[START OF Record list]

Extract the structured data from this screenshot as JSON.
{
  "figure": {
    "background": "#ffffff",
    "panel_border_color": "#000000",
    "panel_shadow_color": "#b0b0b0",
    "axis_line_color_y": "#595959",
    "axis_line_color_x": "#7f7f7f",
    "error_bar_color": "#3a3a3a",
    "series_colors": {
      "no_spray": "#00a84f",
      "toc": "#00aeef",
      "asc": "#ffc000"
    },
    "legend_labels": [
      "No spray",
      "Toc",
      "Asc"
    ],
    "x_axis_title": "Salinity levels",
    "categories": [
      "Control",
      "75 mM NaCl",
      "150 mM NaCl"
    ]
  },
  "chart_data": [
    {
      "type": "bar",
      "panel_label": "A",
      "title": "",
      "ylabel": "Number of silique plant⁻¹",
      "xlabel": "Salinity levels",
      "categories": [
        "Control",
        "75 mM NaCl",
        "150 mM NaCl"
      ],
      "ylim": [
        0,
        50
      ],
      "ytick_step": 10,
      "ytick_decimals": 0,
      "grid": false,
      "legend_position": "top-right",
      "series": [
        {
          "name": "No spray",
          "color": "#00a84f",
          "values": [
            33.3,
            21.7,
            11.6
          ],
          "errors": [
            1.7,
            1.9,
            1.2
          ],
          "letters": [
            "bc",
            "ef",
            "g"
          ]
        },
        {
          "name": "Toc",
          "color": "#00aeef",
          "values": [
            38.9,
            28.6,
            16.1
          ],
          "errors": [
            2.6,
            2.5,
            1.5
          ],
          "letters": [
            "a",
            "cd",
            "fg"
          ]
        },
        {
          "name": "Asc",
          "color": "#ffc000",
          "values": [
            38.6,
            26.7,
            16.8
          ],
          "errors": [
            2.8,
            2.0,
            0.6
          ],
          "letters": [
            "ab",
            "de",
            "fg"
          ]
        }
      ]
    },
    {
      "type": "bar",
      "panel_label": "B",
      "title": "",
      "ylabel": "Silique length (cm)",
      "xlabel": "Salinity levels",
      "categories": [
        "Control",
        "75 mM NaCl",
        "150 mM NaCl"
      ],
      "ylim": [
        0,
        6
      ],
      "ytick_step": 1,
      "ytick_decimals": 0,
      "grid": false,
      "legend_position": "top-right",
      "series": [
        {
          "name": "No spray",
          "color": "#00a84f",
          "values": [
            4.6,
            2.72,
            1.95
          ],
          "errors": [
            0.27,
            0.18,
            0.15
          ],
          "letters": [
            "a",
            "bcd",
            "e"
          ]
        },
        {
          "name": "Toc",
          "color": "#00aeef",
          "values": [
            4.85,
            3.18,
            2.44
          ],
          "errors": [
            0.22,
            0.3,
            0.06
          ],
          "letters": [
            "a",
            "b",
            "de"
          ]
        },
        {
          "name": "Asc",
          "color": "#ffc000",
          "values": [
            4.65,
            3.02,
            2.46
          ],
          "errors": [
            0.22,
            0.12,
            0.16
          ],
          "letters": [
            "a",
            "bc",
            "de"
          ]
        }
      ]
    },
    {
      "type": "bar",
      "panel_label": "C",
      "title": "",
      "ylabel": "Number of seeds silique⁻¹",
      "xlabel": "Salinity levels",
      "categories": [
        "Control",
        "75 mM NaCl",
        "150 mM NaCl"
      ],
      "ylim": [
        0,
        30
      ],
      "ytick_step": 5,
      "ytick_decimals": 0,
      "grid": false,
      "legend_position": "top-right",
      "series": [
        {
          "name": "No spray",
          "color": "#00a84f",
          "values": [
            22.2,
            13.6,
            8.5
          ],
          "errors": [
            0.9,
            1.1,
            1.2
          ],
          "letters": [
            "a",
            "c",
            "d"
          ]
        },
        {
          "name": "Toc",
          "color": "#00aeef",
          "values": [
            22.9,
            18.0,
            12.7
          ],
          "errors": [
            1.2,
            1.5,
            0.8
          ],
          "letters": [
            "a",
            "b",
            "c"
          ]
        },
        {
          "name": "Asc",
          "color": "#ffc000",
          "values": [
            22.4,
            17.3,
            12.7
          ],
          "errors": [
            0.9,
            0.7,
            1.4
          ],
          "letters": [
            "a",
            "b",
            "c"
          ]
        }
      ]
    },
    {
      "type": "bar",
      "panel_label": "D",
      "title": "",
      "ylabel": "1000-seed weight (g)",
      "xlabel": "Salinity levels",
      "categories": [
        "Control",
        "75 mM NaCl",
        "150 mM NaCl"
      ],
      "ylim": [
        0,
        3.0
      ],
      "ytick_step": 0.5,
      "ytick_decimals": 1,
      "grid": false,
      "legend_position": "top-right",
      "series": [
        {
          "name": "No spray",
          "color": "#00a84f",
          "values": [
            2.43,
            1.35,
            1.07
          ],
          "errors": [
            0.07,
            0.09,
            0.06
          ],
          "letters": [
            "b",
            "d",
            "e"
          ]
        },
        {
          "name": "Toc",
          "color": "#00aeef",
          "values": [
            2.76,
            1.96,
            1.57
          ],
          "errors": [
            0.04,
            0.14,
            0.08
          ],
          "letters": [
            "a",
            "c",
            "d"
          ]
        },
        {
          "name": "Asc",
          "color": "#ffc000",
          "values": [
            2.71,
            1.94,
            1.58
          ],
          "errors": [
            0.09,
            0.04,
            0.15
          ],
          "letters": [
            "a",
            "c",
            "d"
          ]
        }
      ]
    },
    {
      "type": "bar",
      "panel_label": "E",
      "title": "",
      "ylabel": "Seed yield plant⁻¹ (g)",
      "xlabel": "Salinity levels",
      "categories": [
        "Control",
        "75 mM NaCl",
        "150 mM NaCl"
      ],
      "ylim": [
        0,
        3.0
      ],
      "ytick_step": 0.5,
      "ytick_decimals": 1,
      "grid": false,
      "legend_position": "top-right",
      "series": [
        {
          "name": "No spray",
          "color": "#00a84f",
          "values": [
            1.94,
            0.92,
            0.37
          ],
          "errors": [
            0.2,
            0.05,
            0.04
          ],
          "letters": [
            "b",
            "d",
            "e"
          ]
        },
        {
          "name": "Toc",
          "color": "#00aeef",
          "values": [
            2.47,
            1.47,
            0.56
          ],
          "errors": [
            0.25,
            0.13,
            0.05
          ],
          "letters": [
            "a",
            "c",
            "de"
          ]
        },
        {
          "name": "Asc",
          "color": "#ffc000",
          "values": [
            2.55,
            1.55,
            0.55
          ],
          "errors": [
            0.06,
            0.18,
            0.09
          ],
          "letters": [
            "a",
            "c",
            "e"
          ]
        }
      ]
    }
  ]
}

[END OF Record list]

◆ Task goal
Every line above needs to be retyped exactly.

◆ Output for this exercise
Extract the structured data from this screenshot as JSON.
{
  "figure": {
    "background": "#ffffff",
    "panel_border_color": "#000000",
    "panel_shadow_color": "#b0b0b0",
    "axis_line_color_y": "#595959",
    "axis_line_color_x": "#7f7f7f",
    "error_bar_color": "#3a3a3a",
    "series_colors": {
      "no_spray": "#00a84f",
      "toc": "#00aeef",
      "asc": "#ffc000"
    },
    "legend_labels": [
      "No spray",
      "Toc",
      "Asc"
    ],
    "x_axis_title": "Salinity levels",
    "categories": [
      "Control",
      "75 mM NaCl",
      "150 mM NaCl"
    ]
  },
  "chart_data": [
    {
      "type": "bar",
      "panel_label": "A",
      "title": "",
      "ylabel": "Number of silique plant⁻¹",
      "xlabel": "Salinity levels",
      "categories": [
        "Control",
        "75 mM NaCl",
        "150 mM NaCl"
      ],
      "ylim": [
        0,
        50
      ],
      "ytick_step": 10,
      "ytick_decimals": 0,
      "grid": false,
      "legend_position": "top-right",
      "series": [
        {
          "name": "No spray",
          "color": "#00a84f",
          "values": [
            33.3,
            21.7,
            11.6
          ],
          "errors": [
            1.7,
            1.9,
            1.2
          ],
          "letters": [
            "bc",
            "ef",
            "g"
          ]
        },
        {
          "name": "Toc",
          "color": "#00aeef",
          "values": [
            38.9,
            28.6,
            16.1
          ],
          "errors": [
            2.6,
            2.5,
            1.5
          ],
          "letters": [
            "a",
            "cd",
            "fg"
          ]
        },
        {
          "name": "Asc",
          "color": "#ffc000",
          "values": [
            38.6,
            26.7,
            16.8
          ],
          "errors": [
            2.8,
            2.0,
            0.6
          ],
          "letters": [
            "ab",
            "de",
            "fg"
          ]
        }
      ]
    },
    {
      "type": "bar",
      "panel_label": "B",
      "title": "",
      "ylabel": "Silique length (cm)",
      "xlabel": "Salinity levels",
      "categories": [
        "Control",
        "75 mM NaCl",
        "150 mM NaCl"
      ],
      "ylim": [
        0,
        6
      ],
      "ytick_step": 1,
      "ytick_decimals": 0,
      "grid": false,
      "legend_position": "top-right",
      "series": [
        {
          "name": "No spray",
          "color": "#00a84f",
          "values": [
            4.6,
            2.72,
            1.95
          ],
          "errors": [
            0.27,
            0.18,
            0.15
          ],
          "letters": [
            "a",
            "bcd",
            "e"
          ]
        },
        {
          "name": "Toc",
          "color": "#00aeef",
          "values": [
            4.85,
            3.18,
            2.44
          ],
          "errors": [
            0.22,
            0.3,
            0.06
          ],
          "letters": [
            "a",
            "b",
            "de"
          ]
        },
        {
          "name": "Asc",
          "color": "#ffc000",
          "values": [
            4.65,
            3.02,
            2.46
          ],
          "errors": [
            0.22,
            0.12,
            0.16
          ],
          "letters": [
            "a",
            "bc",
            "de"
          ]
        }
      ]
    },
    {
      "type": "bar",
      "panel_label": "C",
      "title": "",
      "ylabel": "Number of seeds silique⁻¹",
      "xlabel": "Salinity levels",
      "categories": [
        "Control",
        "75 mM NaCl",
        "150 mM NaCl"
      ],
      "ylim": [
        0,
        30
      ],
      "ytick_step": 5,
      "ytick_decimals": 0,
      "grid": false,
      "legend_position": "top-right",
      "series": [
        {
          "name": "No spray",
          "color": "#00a84f",
          "values": [
            22.2,
            13.6,
            8.5
          ],
          "errors": [
            0.9,
            1.1,
            1.2
          ],
          "letters": [
            "a",
            "c",
            "d"
          ]
        },
        {
          "name": "Toc",
          "color": "#00aeef",
          "values": [
            22.9,
            18.0,
            12.7
          ],
          "errors": [
            1.2,
            1.5,
            0.8
          ],
          "letters": [
            "a",
            "b",
            "c"
          ]
        },
        {
          "name": "Asc",
          "color": "#ffc000",
          "values": [
            22.4,
            17.3,
            12.7
          ],
          "errors": [
            0.9,
            0.7,
            1.4
          ],
          "letters": [
            "a",
            "b",
            "c"
          ]
        }
      ]
    },
    {
      "type": "bar",
      "panel_label": "D",
      "title": "",
      "ylabel": "1000-seed weight (g)",
      "xlabel": "Salinity levels",
      "categories": [
        "Control",
        "75 mM NaCl",
        "150 mM NaCl"
      ],
      "ylim": [
        0,
        3.0
      ],
      "ytick_step": 0.5,
      "ytick_decimals": 1,
      "grid": false,
      "legend_position": "top-right",
      "series": [
        {
          "name": "No spray",
          "color": "#00a84f",
          "values": [
            2.43,
            1.35,
            1.07
          ],
          "errors": [
            0.07,
            0.09,
            0.06
          ],
          "letters": [
            "b",
            "d",
            "e"
          ]
        },
        {
          "name": "Toc",
          "color": "#00aeef",
          "values": [
            2.76,
            1.96,
            1.57
          ],
          "errors": [
            0.04,
            0.14,
            0.08
          ],
          "letters": [
            "a",
            "c",
            "d"
          ]
        },
        {
          "name": "Asc",
          "color": "#ffc000",
          "values": [
            2.71,
            1.94,
            1.58
          ],
          "errors": [
            0.09,
            0.04,
            0.15
          ],
          "letters": [
            "a",
            "c",
            "d"
          ]
        }
      ]
    },
    {
      "type": "bar",
      "panel_label": "E",
      "title": "",
      "ylabel": "Seed yield plant⁻¹ (g)",
      "xlabel": "Salinity levels",
      "categories": [
        "Control",
        "75 mM NaCl",
        "150 mM NaCl"
      ],
      "ylim": [
        0,
        3.0
      ],
      "ytick_step": 0.5,
      "ytick_decimals": 1,
      "grid": false,
      "legend_position": "top-right",
      "series": [
        {
          "name": "No spray",
          "color": "#00a84f",
          "values": [
            1.94,
            0.92,
            0.37
          ],
          "errors": [
            0.2,
            0.05,
            0.04
          ],
          "letters": [
            "b",
            "d",
            "e"
          ]
        },
        {
          "name": "Toc",
          "color": "#00aeef",
          "values": [
            2.47,
            1.47,
            0.56
          ],
          "errors": [
            0.25,
            0.13,
            0.05
          ],
          "letters": [
            "a",
            "c",
            "de"
          ]
        },
        {
          "name": "Asc",
          "color": "#ffc000",
          "values": [
            2.55,
            1.55,
            0.55
          ],
          "errors": [
            0.06,
            0.18,
            0.09
          ],
          "letters": [
            "a",
            "c",
            "e"
          ]
        }
      ]
    }
  ]
}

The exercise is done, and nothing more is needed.